Exercise instructions »
In the records that follow, show each line where the word "Budget" is present.

Information given »
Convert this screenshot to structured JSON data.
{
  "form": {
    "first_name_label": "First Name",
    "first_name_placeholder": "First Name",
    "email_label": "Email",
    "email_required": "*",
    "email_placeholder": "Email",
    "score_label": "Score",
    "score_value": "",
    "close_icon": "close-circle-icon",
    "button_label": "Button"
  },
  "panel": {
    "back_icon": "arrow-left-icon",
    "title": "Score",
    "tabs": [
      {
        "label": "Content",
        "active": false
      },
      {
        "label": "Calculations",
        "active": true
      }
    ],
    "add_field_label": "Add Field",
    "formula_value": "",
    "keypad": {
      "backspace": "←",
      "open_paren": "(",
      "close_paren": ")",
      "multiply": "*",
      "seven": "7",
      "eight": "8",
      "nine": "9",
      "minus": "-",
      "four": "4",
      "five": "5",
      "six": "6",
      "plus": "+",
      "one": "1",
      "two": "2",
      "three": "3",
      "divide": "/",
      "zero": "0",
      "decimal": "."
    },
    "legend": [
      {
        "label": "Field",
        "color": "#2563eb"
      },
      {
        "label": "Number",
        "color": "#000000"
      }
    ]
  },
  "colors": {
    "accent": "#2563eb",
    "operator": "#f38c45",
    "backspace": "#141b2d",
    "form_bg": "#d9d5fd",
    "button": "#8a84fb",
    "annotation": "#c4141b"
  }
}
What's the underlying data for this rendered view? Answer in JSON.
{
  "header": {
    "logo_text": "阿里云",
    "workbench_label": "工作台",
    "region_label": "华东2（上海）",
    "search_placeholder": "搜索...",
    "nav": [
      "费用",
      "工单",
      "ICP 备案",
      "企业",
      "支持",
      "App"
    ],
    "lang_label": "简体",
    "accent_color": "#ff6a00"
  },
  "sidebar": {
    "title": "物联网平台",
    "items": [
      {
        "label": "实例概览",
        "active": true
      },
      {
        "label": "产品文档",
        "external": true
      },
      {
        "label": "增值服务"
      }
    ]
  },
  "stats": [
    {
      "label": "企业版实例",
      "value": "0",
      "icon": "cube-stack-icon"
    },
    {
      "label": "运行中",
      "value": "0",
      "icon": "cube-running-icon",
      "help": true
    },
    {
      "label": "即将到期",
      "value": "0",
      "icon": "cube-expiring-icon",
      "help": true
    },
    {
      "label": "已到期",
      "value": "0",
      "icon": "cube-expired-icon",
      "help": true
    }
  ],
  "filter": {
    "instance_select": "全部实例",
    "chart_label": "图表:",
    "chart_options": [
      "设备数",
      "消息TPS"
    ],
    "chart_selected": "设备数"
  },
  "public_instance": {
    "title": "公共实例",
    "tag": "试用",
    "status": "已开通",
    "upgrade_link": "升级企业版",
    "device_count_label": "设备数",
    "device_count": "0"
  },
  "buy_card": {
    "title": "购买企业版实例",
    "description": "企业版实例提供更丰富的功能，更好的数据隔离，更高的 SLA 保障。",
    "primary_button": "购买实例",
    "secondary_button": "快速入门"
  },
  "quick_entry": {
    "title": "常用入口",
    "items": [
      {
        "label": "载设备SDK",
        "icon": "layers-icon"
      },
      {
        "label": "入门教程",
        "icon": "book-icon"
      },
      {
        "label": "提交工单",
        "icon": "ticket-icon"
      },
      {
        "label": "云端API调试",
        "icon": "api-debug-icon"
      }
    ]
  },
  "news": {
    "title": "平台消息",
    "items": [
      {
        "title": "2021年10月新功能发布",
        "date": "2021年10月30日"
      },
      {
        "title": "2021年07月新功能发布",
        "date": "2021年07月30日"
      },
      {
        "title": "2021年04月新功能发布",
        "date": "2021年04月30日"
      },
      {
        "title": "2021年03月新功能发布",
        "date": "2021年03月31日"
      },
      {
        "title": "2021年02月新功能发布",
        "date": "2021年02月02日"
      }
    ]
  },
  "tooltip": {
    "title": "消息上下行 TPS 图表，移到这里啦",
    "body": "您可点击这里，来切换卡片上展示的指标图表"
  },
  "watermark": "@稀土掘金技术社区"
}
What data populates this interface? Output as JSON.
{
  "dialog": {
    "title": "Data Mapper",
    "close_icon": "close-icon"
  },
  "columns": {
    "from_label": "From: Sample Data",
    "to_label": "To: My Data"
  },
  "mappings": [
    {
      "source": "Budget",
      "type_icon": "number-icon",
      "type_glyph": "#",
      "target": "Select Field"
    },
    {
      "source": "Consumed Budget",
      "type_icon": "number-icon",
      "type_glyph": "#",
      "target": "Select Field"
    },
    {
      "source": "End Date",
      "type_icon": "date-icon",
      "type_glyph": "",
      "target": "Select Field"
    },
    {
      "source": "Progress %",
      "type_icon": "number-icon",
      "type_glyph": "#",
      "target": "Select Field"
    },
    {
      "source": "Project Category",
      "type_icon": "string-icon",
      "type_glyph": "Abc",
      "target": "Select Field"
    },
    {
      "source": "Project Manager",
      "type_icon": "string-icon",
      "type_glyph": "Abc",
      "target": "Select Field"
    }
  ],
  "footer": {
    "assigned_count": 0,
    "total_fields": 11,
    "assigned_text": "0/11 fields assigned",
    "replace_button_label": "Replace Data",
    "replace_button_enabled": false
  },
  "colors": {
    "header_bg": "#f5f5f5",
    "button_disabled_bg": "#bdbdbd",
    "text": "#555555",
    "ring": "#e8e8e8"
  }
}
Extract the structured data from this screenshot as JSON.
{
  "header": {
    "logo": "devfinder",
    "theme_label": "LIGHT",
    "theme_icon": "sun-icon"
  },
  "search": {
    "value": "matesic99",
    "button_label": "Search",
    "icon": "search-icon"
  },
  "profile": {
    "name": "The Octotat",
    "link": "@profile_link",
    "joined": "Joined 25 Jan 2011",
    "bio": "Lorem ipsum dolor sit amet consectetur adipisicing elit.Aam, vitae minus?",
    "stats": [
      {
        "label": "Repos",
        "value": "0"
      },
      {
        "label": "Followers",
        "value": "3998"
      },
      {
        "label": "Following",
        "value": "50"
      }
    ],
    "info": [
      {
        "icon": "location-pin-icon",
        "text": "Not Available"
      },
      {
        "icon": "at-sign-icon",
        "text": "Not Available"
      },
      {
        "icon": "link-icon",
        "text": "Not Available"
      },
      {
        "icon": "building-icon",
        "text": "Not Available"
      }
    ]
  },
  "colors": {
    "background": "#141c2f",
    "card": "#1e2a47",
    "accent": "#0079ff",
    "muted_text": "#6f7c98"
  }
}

Output for this exercise »
      "source": "Budget",
      "source": "Consumed Budget",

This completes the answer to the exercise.